> STATED TASK: Leave out the pictures and copy every record exactly.

-- START OF EXERCISE INPUT --

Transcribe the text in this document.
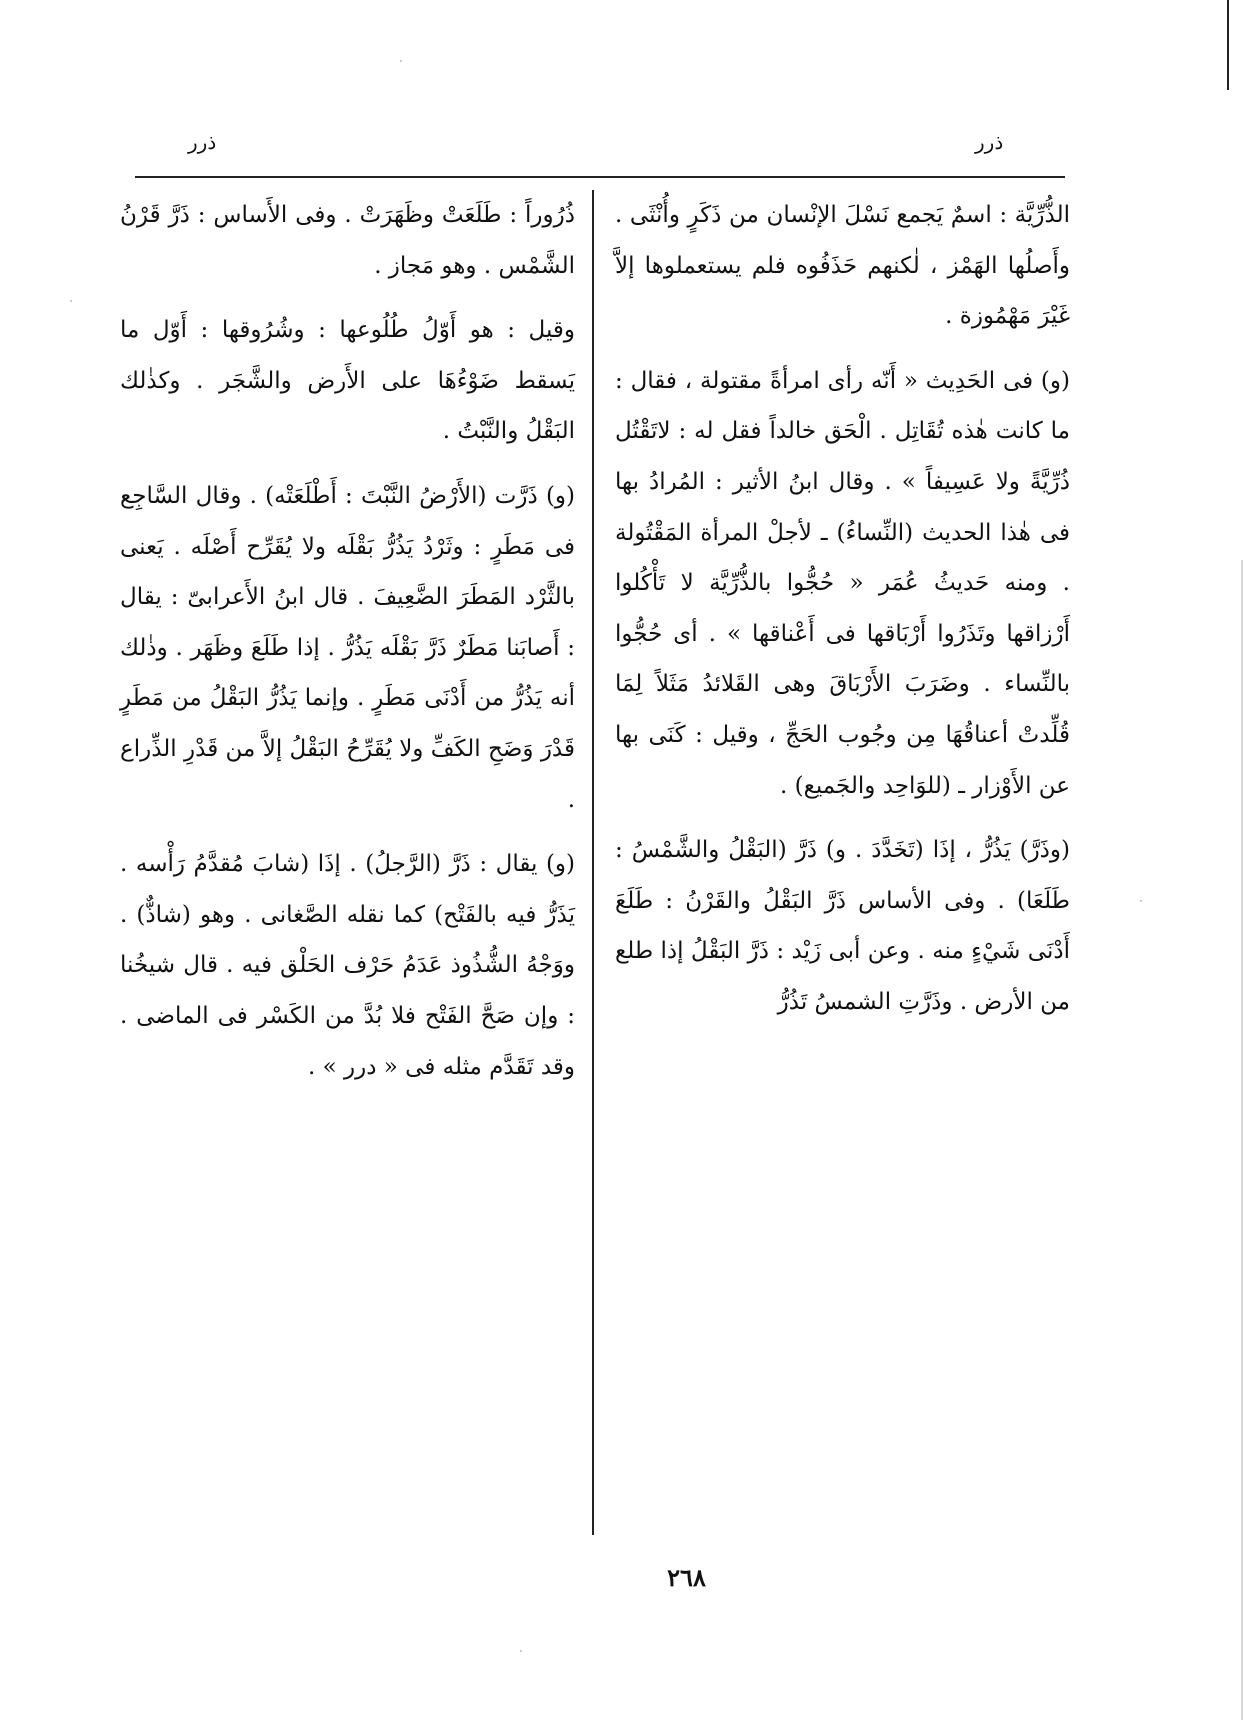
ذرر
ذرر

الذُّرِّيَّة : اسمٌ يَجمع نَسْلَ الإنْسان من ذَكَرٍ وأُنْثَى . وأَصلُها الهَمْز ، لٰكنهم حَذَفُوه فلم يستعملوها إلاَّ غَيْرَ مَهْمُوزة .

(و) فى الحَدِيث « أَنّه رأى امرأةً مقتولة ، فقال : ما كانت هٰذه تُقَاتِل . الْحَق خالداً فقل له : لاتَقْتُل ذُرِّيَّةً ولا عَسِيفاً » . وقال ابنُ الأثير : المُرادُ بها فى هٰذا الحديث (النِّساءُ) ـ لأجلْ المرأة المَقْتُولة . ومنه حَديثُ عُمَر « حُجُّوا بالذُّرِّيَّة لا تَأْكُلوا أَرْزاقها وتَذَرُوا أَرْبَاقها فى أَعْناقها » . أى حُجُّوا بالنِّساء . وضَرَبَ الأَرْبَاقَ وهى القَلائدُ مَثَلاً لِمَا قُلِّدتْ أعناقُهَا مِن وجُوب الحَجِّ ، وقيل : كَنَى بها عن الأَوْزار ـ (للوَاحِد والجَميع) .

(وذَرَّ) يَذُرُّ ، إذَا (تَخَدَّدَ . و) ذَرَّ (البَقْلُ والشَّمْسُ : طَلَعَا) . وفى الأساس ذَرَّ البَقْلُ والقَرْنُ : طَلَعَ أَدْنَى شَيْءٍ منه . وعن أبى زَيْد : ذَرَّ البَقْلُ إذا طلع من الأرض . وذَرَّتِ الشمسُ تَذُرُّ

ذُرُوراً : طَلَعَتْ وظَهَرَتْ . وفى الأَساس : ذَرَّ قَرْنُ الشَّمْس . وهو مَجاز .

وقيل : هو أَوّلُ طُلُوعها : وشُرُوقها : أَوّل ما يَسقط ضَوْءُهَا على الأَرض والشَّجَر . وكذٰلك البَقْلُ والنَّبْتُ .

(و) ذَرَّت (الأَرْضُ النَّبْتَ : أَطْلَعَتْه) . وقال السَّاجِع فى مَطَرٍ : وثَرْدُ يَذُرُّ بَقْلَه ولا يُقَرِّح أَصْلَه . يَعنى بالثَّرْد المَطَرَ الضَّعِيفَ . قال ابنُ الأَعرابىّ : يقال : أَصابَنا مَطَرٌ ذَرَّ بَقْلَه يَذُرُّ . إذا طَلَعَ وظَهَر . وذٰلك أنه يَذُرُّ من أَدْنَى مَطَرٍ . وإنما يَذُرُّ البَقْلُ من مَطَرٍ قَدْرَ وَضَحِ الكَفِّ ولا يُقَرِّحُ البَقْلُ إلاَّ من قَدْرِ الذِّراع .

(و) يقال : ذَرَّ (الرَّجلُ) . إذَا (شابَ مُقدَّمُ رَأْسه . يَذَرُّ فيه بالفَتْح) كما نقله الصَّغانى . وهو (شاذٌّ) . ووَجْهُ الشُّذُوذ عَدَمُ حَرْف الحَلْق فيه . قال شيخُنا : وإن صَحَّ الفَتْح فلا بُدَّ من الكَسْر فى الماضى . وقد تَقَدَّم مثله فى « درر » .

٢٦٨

-- END OF EXERCISE INPUT --

> WRITTEN RESPONSE:
Transcribe the text in this document.
ذرر
ذرر

الذُّرِّيَّة : اسمٌ يَجمع نَسْلَ الإنْسان من ذَكَرٍ وأُنْثَى . وأَصلُها الهَمْز ، لٰكنهم حَذَفُوه فلم يستعملوها إلاَّ غَيْرَ مَهْمُوزة .

(و) فى الحَدِيث « أَنّه رأى امرأةً مقتولة ، فقال : ما كانت هٰذه تُقَاتِل . الْحَق خالداً فقل له : لاتَقْتُل ذُرِّيَّةً ولا عَسِيفاً » . وقال ابنُ الأثير : المُرادُ بها فى هٰذا الحديث (النِّساءُ) ـ لأجلْ المرأة المَقْتُولة . ومنه حَديثُ عُمَر « حُجُّوا بالذُّرِّيَّة لا تَأْكُلوا أَرْزاقها وتَذَرُوا أَرْبَاقها فى أَعْناقها » . أى حُجُّوا بالنِّساء . وضَرَبَ الأَرْبَاقَ وهى القَلائدُ مَثَلاً لِمَا قُلِّدتْ أعناقُهَا مِن وجُوب الحَجِّ ، وقيل : كَنَى بها عن الأَوْزار ـ (للوَاحِد والجَميع) .

(وذَرَّ) يَذُرُّ ، إذَا (تَخَدَّدَ . و) ذَرَّ (البَقْلُ والشَّمْسُ : طَلَعَا) . وفى الأساس ذَرَّ البَقْلُ والقَرْنُ : طَلَعَ أَدْنَى شَيْءٍ منه . وعن أبى زَيْد : ذَرَّ البَقْلُ إذا طلع من الأرض . وذَرَّتِ الشمسُ تَذُرُّ

ذُرُوراً : طَلَعَتْ وظَهَرَتْ . وفى الأَساس : ذَرَّ قَرْنُ الشَّمْس . وهو مَجاز .

وقيل : هو أَوّلُ طُلُوعها : وشُرُوقها : أَوّل ما يَسقط ضَوْءُهَا على الأَرض والشَّجَر . وكذٰلك البَقْلُ والنَّبْتُ .

(و) ذَرَّت (الأَرْضُ النَّبْتَ : أَطْلَعَتْه) . وقال السَّاجِع فى مَطَرٍ : وثَرْدُ يَذُرُّ بَقْلَه ولا يُقَرِّح أَصْلَه . يَعنى بالثَّرْد المَطَرَ الضَّعِيفَ . قال ابنُ الأَعرابىّ : يقال : أَصابَنا مَطَرٌ ذَرَّ بَقْلَه يَذُرُّ . إذا طَلَعَ وظَهَر . وذٰلك أنه يَذُرُّ من أَدْنَى مَطَرٍ . وإنما يَذُرُّ البَقْلُ من مَطَرٍ قَدْرَ وَضَحِ الكَفِّ ولا يُقَرِّحُ البَقْلُ إلاَّ من قَدْرِ الذِّراع .

(و) يقال : ذَرَّ (الرَّجلُ) . إذَا (شابَ مُقدَّمُ رَأْسه . يَذَرُّ فيه بالفَتْح) كما نقله الصَّغانى . وهو (شاذٌّ) . ووَجْهُ الشُّذُوذ عَدَمُ حَرْف الحَلْق فيه . قال شيخُنا : وإن صَحَّ الفَتْح فلا بُدَّ من الكَسْر فى الماضى . وقد تَقَدَّم مثله فى « درر » .

٢٦٨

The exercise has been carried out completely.